LISTING:
(begin)

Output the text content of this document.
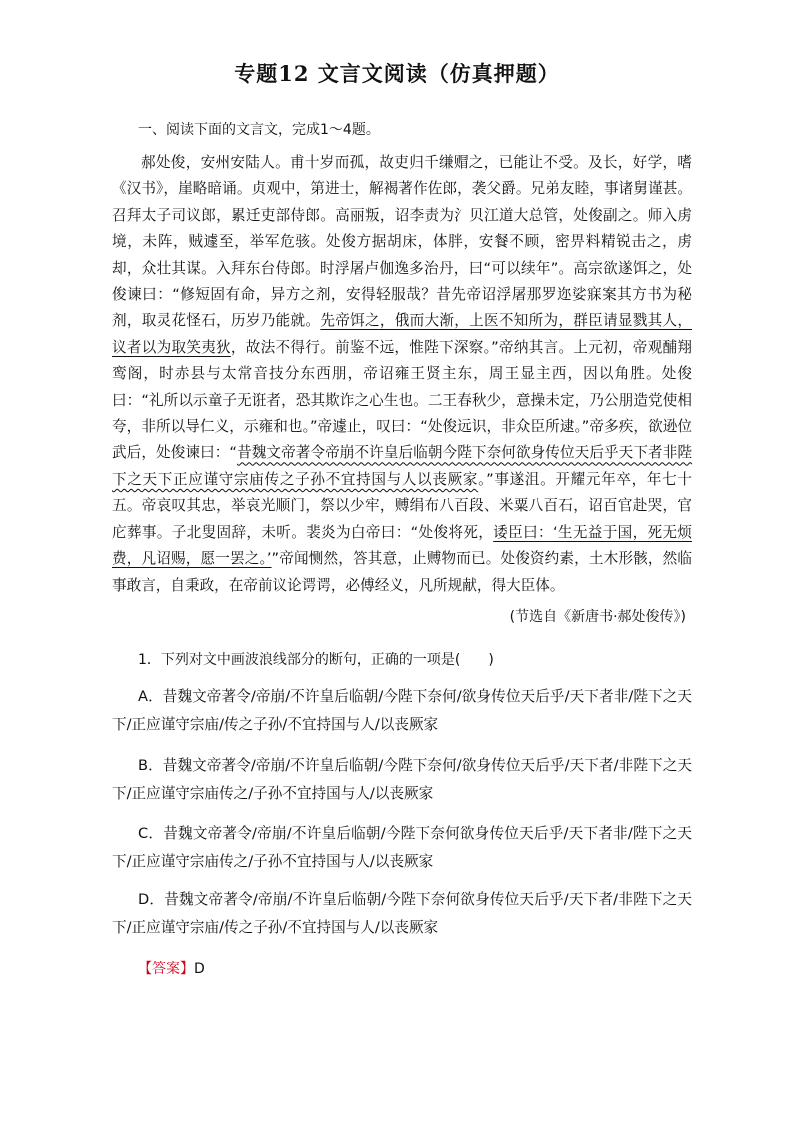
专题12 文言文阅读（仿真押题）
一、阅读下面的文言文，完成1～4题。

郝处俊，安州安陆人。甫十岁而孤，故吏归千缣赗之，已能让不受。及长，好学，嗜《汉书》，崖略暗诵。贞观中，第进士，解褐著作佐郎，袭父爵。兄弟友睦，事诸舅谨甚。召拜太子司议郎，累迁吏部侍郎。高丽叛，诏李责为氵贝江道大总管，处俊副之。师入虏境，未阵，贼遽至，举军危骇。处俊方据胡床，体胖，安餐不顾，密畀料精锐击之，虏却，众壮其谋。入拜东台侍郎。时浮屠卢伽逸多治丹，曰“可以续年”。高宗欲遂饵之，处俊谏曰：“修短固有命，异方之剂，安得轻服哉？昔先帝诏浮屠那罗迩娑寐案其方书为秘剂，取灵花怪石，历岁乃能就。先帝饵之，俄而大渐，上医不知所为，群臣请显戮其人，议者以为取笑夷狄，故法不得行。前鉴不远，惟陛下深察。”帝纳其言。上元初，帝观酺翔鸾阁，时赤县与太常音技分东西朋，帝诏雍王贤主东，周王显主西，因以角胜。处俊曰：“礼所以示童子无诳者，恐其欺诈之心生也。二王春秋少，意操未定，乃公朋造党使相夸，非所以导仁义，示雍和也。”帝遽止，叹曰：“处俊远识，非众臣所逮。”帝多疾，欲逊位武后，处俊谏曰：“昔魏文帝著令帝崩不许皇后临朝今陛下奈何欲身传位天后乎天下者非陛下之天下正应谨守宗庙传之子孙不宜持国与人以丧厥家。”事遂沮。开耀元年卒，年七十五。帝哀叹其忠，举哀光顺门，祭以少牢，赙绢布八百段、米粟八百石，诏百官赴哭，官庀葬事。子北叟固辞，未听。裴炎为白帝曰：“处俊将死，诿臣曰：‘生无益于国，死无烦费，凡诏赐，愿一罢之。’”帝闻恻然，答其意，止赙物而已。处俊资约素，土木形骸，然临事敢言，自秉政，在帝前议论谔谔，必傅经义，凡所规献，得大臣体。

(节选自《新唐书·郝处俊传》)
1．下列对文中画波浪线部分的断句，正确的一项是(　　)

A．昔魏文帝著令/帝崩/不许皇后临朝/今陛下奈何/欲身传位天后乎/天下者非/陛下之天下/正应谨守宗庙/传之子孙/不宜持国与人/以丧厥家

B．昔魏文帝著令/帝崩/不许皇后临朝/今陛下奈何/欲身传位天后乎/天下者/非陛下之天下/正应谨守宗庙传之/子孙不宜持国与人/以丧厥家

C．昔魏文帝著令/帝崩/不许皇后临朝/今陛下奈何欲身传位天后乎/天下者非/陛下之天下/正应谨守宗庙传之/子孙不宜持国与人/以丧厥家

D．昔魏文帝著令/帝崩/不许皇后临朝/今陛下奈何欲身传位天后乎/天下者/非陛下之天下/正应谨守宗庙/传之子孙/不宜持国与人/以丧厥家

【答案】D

(end)

GIVEN EXERCISE: Pictures are excluded; output everything else in the data verbatim.

RESULT FOR THIS TASK:
Output the text content of this document.
专题12 文言文阅读（仿真押题）
一、阅读下面的文言文，完成1～4题。

郝处俊，安州安陆人。甫十岁而孤，故吏归千缣赗之，已能让不受。及长，好学，嗜《汉书》，崖略暗诵。贞观中，第进士，解褐著作佐郎，袭父爵。兄弟友睦，事诸舅谨甚。召拜太子司议郎，累迁吏部侍郎。高丽叛，诏李责为氵贝江道大总管，处俊副之。师入虏境，未阵，贼遽至，举军危骇。处俊方据胡床，体胖，安餐不顾，密畀料精锐击之，虏却，众壮其谋。入拜东台侍郎。时浮屠卢伽逸多治丹，曰“可以续年”。高宗欲遂饵之，处俊谏曰：“修短固有命，异方之剂，安得轻服哉？昔先帝诏浮屠那罗迩娑寐案其方书为秘剂，取灵花怪石，历岁乃能就。先帝饵之，俄而大渐，上医不知所为，群臣请显戮其人，议者以为取笑夷狄，故法不得行。前鉴不远，惟陛下深察。”帝纳其言。上元初，帝观酺翔鸾阁，时赤县与太常音技分东西朋，帝诏雍王贤主东，周王显主西，因以角胜。处俊曰：“礼所以示童子无诳者，恐其欺诈之心生也。二王春秋少，意操未定，乃公朋造党使相夸，非所以导仁义，示雍和也。”帝遽止，叹曰：“处俊远识，非众臣所逮。”帝多疾，欲逊位武后，处俊谏曰：“昔魏文帝著令帝崩不许皇后临朝今陛下奈何欲身传位天后乎天下者非陛下之天下正应谨守宗庙传之子孙不宜持国与人以丧厥家。”事遂沮。开耀元年卒，年七十五。帝哀叹其忠，举哀光顺门，祭以少牢，赙绢布八百段、米粟八百石，诏百官赴哭，官庀葬事。子北叟固辞，未听。裴炎为白帝曰：“处俊将死，诿臣曰：‘生无益于国，死无烦费，凡诏赐，愿一罢之。’”帝闻恻然，答其意，止赙物而已。处俊资约素，土木形骸，然临事敢言，自秉政，在帝前议论谔谔，必傅经义，凡所规献，得大臣体。

(节选自《新唐书·郝处俊传》)
1．下列对文中画波浪线部分的断句，正确的一项是(　　)

A．昔魏文帝著令/帝崩/不许皇后临朝/今陛下奈何/欲身传位天后乎/天下者非/陛下之天下/正应谨守宗庙/传之子孙/不宜持国与人/以丧厥家

B．昔魏文帝著令/帝崩/不许皇后临朝/今陛下奈何/欲身传位天后乎/天下者/非陛下之天下/正应谨守宗庙传之/子孙不宜持国与人/以丧厥家

C．昔魏文帝著令/帝崩/不许皇后临朝/今陛下奈何欲身传位天后乎/天下者非/陛下之天下/正应谨守宗庙传之/子孙不宜持国与人/以丧厥家

D．昔魏文帝著令/帝崩/不许皇后临朝/今陛下奈何欲身传位天后乎/天下者/非陛下之天下/正应谨守宗庙/传之子孙/不宜持国与人/以丧厥家

【答案】D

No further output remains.